GIVEN REQUEST
Which lines in the records below contain the word "Brooklyn"? Copy each one out.

start

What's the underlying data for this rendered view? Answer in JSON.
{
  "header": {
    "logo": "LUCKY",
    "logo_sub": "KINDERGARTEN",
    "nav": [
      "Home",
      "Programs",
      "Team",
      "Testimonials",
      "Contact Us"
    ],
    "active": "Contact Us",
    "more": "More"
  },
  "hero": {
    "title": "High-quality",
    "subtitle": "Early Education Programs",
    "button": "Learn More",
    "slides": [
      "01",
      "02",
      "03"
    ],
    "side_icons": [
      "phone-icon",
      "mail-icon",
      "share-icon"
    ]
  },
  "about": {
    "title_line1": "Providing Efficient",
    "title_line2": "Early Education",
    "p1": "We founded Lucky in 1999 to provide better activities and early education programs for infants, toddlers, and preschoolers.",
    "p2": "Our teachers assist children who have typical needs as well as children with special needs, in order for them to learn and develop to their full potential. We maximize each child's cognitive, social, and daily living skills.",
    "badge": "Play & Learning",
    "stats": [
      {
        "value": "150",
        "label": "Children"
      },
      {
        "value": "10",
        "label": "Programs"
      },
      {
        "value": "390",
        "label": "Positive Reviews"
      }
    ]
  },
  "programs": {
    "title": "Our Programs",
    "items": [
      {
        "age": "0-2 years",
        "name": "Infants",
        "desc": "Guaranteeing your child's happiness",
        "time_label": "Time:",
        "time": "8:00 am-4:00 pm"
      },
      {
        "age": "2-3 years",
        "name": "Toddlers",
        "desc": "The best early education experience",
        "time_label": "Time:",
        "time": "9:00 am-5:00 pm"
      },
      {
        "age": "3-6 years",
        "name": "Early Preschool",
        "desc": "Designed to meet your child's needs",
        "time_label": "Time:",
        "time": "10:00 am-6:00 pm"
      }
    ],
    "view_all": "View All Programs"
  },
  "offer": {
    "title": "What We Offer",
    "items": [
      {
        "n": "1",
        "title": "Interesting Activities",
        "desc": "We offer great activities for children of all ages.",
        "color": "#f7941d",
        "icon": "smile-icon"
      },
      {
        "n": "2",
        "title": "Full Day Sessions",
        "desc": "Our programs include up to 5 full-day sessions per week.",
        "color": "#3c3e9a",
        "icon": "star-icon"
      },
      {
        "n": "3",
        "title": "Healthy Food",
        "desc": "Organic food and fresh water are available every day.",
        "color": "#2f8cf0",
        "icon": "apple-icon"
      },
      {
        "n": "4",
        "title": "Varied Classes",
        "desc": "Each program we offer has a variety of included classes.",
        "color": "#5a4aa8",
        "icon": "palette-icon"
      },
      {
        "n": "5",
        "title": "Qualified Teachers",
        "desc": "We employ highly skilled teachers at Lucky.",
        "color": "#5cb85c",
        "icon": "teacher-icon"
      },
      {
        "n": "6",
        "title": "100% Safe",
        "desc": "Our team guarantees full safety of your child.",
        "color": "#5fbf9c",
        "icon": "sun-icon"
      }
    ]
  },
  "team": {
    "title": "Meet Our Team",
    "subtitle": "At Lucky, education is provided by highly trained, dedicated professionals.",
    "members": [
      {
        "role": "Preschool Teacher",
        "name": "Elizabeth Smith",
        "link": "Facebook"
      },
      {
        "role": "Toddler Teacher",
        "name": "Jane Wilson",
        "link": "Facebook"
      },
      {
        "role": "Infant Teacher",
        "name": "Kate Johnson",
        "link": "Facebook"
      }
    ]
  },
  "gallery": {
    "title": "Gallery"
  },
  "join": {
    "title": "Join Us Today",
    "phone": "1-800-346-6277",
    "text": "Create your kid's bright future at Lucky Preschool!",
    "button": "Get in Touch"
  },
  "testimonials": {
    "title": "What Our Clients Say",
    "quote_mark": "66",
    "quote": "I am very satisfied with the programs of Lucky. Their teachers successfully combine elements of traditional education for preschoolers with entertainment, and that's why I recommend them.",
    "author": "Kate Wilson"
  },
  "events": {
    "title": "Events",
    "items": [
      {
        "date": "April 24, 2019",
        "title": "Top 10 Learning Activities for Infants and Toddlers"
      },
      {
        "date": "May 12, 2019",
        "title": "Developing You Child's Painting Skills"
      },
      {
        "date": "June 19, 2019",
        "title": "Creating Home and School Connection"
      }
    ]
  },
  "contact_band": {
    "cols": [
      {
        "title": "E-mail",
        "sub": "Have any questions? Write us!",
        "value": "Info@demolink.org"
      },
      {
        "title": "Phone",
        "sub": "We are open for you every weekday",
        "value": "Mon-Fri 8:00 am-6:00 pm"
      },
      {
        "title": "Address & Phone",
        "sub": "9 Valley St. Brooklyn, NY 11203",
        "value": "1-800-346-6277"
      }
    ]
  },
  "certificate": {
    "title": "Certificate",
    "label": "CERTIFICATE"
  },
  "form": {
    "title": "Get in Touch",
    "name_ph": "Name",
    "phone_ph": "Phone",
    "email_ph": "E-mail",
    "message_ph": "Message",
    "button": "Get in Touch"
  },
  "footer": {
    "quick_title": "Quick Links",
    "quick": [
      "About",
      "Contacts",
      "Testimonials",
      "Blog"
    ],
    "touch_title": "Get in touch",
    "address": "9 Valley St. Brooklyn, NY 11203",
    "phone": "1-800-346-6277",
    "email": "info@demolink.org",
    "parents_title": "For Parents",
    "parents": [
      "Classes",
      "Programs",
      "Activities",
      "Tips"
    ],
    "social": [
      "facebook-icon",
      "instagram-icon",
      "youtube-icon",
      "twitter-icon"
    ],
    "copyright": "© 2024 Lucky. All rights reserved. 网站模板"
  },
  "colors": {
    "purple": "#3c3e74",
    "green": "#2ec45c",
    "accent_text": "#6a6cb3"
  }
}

end

FINAL RESULT
        "sub": "9 Valley St. Brooklyn, NY 11203",
    "address": "9 Valley St. Brooklyn, NY 11203",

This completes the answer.